╔══
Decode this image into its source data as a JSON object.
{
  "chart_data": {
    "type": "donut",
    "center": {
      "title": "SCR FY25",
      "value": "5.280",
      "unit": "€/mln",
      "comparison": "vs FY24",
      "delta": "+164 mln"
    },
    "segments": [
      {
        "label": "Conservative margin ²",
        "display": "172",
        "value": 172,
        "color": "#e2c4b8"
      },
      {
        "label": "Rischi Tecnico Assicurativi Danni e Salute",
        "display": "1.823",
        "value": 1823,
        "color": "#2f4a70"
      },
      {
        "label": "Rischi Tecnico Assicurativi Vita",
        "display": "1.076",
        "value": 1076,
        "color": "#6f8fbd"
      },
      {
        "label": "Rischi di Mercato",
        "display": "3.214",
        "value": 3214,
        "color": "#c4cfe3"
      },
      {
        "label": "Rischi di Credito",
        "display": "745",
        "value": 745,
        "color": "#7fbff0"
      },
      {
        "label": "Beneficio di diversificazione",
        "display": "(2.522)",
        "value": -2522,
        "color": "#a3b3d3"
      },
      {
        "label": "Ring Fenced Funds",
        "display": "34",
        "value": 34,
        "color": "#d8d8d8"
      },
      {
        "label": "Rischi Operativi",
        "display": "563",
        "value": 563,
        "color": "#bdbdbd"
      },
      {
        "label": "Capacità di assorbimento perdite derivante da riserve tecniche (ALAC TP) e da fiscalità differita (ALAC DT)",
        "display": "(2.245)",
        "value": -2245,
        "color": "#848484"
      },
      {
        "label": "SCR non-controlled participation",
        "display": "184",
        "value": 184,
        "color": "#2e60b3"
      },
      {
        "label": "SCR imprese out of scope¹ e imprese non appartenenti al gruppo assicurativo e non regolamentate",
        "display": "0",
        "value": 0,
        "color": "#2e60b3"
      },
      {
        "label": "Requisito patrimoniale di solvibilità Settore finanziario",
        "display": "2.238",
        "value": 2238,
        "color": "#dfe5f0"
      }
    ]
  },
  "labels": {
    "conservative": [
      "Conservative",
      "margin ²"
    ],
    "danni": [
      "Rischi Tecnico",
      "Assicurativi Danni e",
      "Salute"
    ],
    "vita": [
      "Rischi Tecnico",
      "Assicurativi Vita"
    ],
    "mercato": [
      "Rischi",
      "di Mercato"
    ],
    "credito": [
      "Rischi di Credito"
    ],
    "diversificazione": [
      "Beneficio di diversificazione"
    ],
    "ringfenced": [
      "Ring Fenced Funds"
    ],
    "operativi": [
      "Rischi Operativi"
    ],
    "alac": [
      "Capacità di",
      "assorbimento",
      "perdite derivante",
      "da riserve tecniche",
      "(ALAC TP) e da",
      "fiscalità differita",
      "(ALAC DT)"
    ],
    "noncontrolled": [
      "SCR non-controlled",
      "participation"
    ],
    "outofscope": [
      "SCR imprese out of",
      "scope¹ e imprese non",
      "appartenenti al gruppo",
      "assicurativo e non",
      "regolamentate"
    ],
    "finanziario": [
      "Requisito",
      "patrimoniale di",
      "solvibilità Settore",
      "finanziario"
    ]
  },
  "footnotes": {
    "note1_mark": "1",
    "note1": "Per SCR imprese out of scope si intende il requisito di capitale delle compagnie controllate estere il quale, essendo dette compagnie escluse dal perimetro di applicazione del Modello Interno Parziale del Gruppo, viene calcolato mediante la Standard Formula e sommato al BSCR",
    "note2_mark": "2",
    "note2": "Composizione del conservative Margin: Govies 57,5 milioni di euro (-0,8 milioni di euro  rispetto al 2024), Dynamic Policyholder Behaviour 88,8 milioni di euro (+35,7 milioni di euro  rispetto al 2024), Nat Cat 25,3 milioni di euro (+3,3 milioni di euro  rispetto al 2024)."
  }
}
╚══
Type out the full listing again, exactly as given.

Decode this image into its source data as a JSON object.
{
  "chart_data": {
    "type": "donut",
    "center": {
      "title": "SCR FY25",
      "value": "5.280",
      "unit": "€/mln",
      "comparison": "vs FY24",
      "delta": "+164 mln"
    },
    "segments": [
      {
        "label": "Conservative margin ²",
        "display": "172",
        "value": 172,
        "color": "#e2c4b8"
      },
      {
        "label": "Rischi Tecnico Assicurativi Danni e Salute",
        "display": "1.823",
        "value": 1823,
        "color": "#2f4a70"
      },
      {
        "label": "Rischi Tecnico Assicurativi Vita",
        "display": "1.076",
        "value": 1076,
        "color": "#6f8fbd"
      },
      {
        "label": "Rischi di Mercato",
        "display": "3.214",
        "value": 3214,
        "color": "#c4cfe3"
      },
      {
        "label": "Rischi di Credito",
        "display": "745",
        "value": 745,
        "color": "#7fbff0"
      },
      {
        "label": "Beneficio di diversificazione",
        "display": "(2.522)",
        "value": -2522,
        "color": "#a3b3d3"
      },
      {
        "label": "Ring Fenced Funds",
        "display": "34",
        "value": 34,
        "color": "#d8d8d8"
      },
      {
        "label": "Rischi Operativi",
        "display": "563",
        "value": 563,
        "color": "#bdbdbd"
      },
      {
        "label": "Capacità di assorbimento perdite derivante da riserve tecniche (ALAC TP) e da fiscalità differita (ALAC DT)",
        "display": "(2.245)",
        "value": -2245,
        "color": "#848484"
      },
      {
        "label": "SCR non-controlled participation",
        "display": "184",
        "value": 184,
        "color": "#2e60b3"
      },
      {
        "label": "SCR imprese out of scope¹ e imprese non appartenenti al gruppo assicurativo e non regolamentate",
        "display": "0",
        "value": 0,
        "color": "#2e60b3"
      },
      {
        "label": "Requisito patrimoniale di solvibilità Settore finanziario",
        "display": "2.238",
        "value": 2238,
        "color": "#dfe5f0"
      }
    ]
  },
  "labels": {
    "conservative": [
      "Conservative",
      "margin ²"
    ],
    "danni": [
      "Rischi Tecnico",
      "Assicurativi Danni e",
      "Salute"
    ],
    "vita": [
      "Rischi Tecnico",
      "Assicurativi Vita"
    ],
    "mercato": [
      "Rischi",
      "di Mercato"
    ],
    "credito": [
      "Rischi di Credito"
    ],
    "diversificazione": [
      "Beneficio di diversificazione"
    ],
    "ringfenced": [
      "Ring Fenced Funds"
    ],
    "operativi": [
      "Rischi Operativi"
    ],
    "alac": [
      "Capacità di",
      "assorbimento",
      "perdite derivante",
      "da riserve tecniche",
      "(ALAC TP) e da",
      "fiscalità differita",
      "(ALAC DT)"
    ],
    "noncontrolled": [
      "SCR non-controlled",
      "participation"
    ],
    "outofscope": [
      "SCR imprese out of",
      "scope¹ e imprese non",
      "appartenenti al gruppo",
      "assicurativo e non",
      "regolamentate"
    ],
    "finanziario": [
      "Requisito",
      "patrimoniale di",
      "solvibilità Settore",
      "finanziario"
    ]
  },
  "footnotes": {
    "note1_mark": "1",
    "note1": "Per SCR imprese out of scope si intende il requisito di capitale delle compagnie controllate estere il quale, essendo dette compagnie escluse dal perimetro di applicazione del Modello Interno Parziale del Gruppo, viene calcolato mediante la Standard Formula e sommato al BSCR",
    "note2_mark": "2",
    "note2": "Composizione del conservative Margin: Govies 57,5 milioni di euro (-0,8 milioni di euro  rispetto al 2024), Dynamic Policyholder Behaviour 88,8 milioni di euro (+35,7 milioni di euro  rispetto al 2024), Nat Cat 25,3 milioni di euro (+3,3 milioni di euro  rispetto al 2024)."
  }
}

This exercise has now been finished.